What is required —
Restate the material word for word and leave out anything that is a picture.

________________

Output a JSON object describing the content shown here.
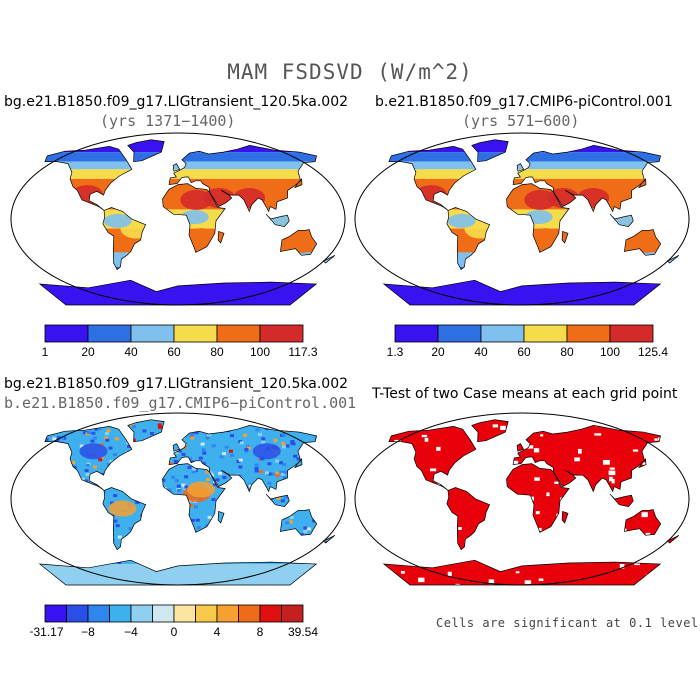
{
  "figure": {
    "title": "MAM FSDSVD (W/m^2)"
  },
  "panels": [
    {
      "id": "case1",
      "label": "bg.e21.B1850.f09_g17.LIGtransient_120.5ka.002",
      "sublabel": "(yrs 1371−1400)",
      "colorbar": {
        "colors": [
          "#3a12f0",
          "#2f6fe4",
          "#7fc0ee",
          "#f5dc4a",
          "#f06d17",
          "#d42a2a"
        ],
        "ticks": [
          "1",
          "20",
          "40",
          "60",
          "80",
          "100",
          "117.3"
        ]
      }
    },
    {
      "id": "case2",
      "label": "b.e21.B1850.f09_g17.CMIP6-piControl.001",
      "sublabel": "(yrs 571−600)",
      "colorbar": {
        "colors": [
          "#3a12f0",
          "#2f6fe4",
          "#7fc0ee",
          "#f5dc4a",
          "#f06d17",
          "#d42a2a"
        ],
        "ticks": [
          "1.3",
          "20",
          "40",
          "60",
          "80",
          "100",
          "125.4"
        ]
      }
    },
    {
      "id": "diff",
      "label": "bg.e21.B1850.f09_g17.LIGtransient_120.5ka.002",
      "sublabel": "b.e21.B1850.f09_g17.CMIP6−piControl.001",
      "colorbar": {
        "colors": [
          "#3a12f0",
          "#2a4fe8",
          "#2f86ee",
          "#3fb0ee",
          "#8fd0f0",
          "#cfe8f0",
          "#fbe6a0",
          "#f7c84a",
          "#f5a030",
          "#ef6a1a",
          "#e01010",
          "#c42020"
        ],
        "ticks": [
          "−31.17",
          "−8",
          "−4",
          "0",
          "4",
          "8",
          "39.54"
        ]
      }
    },
    {
      "id": "ttest",
      "label": "T-Test of two Case means at each grid point",
      "note": "Cells are significant at 0.1 level",
      "significance_color": "#e8000a"
    }
  ]
}
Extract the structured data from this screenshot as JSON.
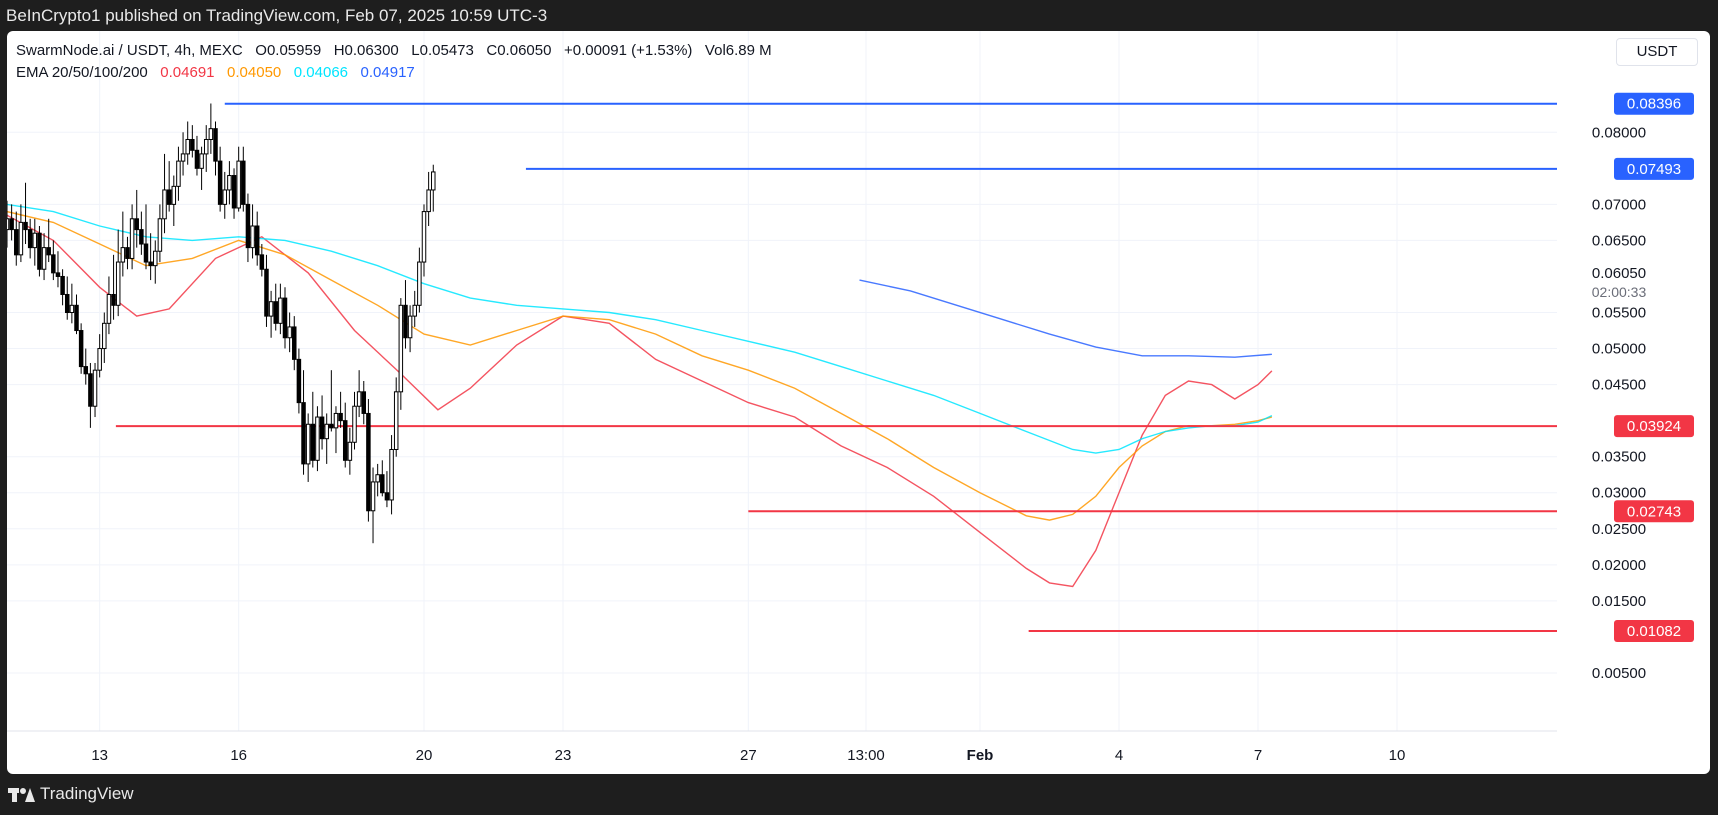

________________

Solution to this problem —
Output a JSON object describing the content shown here.
{
  "figure": {
    "title": "MAM FSDSVD (W/m^2)"
  },
  "panels": [
    {
      "id": "case1",
      "label": "bg.e21.B1850.f09_g17.LIGtransient_120.5ka.002",
      "sublabel": "(yrs 1371−1400)",
      "colorbar": {
        "colors": [
          "#3a12f0",
          "#2f6fe4",
          "#7fc0ee",
          "#f5dc4a",
          "#f06d17",
          "#d42a2a"
        ],
        "ticks": [
          "1",
          "20",
          "40",
          "60",
          "80",
          "100",
          "117.3"
        ]
      }
    },
    {
      "id": "case2",
      "label": "b.e21.B1850.f09_g17.CMIP6-piControl.001",
      "sublabel": "(yrs 571−600)",
      "colorbar": {
        "colors": [
          "#3a12f0",
          "#2f6fe4",
          "#7fc0ee",
          "#f5dc4a",
          "#f06d17",
          "#d42a2a"
        ],
        "ticks": [
          "1.3",
          "20",
          "40",
          "60",
          "80",
          "100",
          "125.4"
        ]
      }
    },
    {
      "id": "diff",
      "label": "bg.e21.B1850.f09_g17.LIGtransient_120.5ka.002",
      "sublabel": "b.e21.B1850.f09_g17.CMIP6−piControl.001",
      "colorbar": {
        "colors": [
          "#3a12f0",
          "#2a4fe8",
          "#2f86ee",
          "#3fb0ee",
          "#8fd0f0",
          "#cfe8f0",
          "#fbe6a0",
          "#f7c84a",
          "#f5a030",
          "#ef6a1a",
          "#e01010",
          "#c42020"
        ],
        "ticks": [
          "−31.17",
          "−8",
          "−4",
          "0",
          "4",
          "8",
          "39.54"
        ]
      }
    },
    {
      "id": "ttest",
      "label": "T-Test of two Case means at each grid point",
      "note": "Cells are significant at 0.1 level",
      "significance_color": "#e8000a"
    }
  ]
}
Extract the structured data from this screenshot as JSON.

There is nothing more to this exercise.